REQUIREMENT ->
What do the lines from the one containing "Extract all readable text from this page." through the end of the entries say? Quote them exactly, and only them.

SUPPLIED DATA ->

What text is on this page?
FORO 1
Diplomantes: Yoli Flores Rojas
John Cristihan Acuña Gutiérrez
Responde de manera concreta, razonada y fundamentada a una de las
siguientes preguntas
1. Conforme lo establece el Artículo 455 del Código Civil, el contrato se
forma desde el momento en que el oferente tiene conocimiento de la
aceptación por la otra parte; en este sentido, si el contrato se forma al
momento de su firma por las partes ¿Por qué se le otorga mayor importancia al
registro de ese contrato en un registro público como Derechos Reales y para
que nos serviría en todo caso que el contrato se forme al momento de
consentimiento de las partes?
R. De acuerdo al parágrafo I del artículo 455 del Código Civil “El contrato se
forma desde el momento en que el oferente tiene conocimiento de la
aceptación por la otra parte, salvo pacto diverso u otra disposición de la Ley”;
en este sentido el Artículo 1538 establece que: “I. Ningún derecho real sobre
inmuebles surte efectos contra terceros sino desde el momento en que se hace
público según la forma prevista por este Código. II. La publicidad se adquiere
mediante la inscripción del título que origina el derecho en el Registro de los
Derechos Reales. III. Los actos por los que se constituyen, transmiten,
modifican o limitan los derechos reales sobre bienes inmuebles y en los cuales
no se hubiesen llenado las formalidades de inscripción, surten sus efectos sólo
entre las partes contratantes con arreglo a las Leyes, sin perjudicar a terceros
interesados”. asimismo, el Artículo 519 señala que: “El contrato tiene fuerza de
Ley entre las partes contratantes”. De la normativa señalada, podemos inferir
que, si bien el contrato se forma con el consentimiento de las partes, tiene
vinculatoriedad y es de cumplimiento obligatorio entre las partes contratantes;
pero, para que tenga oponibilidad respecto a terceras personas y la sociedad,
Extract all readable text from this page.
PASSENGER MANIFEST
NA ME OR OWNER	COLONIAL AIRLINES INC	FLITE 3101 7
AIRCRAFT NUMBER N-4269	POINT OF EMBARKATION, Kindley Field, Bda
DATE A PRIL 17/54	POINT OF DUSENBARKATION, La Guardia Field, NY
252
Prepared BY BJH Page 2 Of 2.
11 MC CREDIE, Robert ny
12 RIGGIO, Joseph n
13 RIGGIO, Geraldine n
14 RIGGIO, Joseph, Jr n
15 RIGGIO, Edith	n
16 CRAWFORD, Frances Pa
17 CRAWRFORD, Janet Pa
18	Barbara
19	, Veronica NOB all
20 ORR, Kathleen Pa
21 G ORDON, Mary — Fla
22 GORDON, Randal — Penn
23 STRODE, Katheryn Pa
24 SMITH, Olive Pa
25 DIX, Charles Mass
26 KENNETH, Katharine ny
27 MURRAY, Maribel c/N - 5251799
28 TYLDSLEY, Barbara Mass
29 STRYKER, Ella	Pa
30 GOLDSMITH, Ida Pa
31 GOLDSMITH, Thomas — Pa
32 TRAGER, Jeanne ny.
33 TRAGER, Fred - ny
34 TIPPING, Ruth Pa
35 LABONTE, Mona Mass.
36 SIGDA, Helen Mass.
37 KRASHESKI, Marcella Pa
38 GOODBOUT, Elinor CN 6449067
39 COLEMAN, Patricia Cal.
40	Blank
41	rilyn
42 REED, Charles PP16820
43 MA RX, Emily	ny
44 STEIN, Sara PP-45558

SOLUTION TO THE EXERCISE ->
Extract all readable text from this page.
PASSENGER MANIFEST
NA ME OR OWNER	COLONIAL AIRLINES INC	FLITE 3101 7
AIRCRAFT NUMBER N-4269	POINT OF EMBARKATION, Kindley Field, Bda
DATE A PRIL 17/54	POINT OF DUSENBARKATION, La Guardia Field, NY
252
Prepared BY BJH Page 2 Of 2.
11 MC CREDIE, Robert ny
12 RIGGIO, Joseph n
13 RIGGIO, Geraldine n
14 RIGGIO, Joseph, Jr n
15 RIGGIO, Edith	n
16 CRAWFORD, Frances Pa
17 CRAWRFORD, Janet Pa
18	Barbara
19	, Veronica NOB all
20 ORR, Kathleen Pa
21 G ORDON, Mary — Fla
22 GORDON, Randal — Penn
23 STRODE, Katheryn Pa
24 SMITH, Olive Pa
25 DIX, Charles Mass
26 KENNETH, Katharine ny
27 MURRAY, Maribel c/N - 5251799
28 TYLDSLEY, Barbara Mass
29 STRYKER, Ella	Pa
30 GOLDSMITH, Ida Pa
31 GOLDSMITH, Thomas — Pa
32 TRAGER, Jeanne ny.
33 TRAGER, Fred - ny
34 TIPPING, Ruth Pa
35 LABONTE, Mona Mass.
36 SIGDA, Helen Mass.
37 KRASHESKI, Marcella Pa
38 GOODBOUT, Elinor CN 6449067
39 COLEMAN, Patricia Cal.
40	Blank
41	rilyn
42 REED, Charles PP16820
43 MA RX, Emily	ny
44 STEIN, Sara PP-45558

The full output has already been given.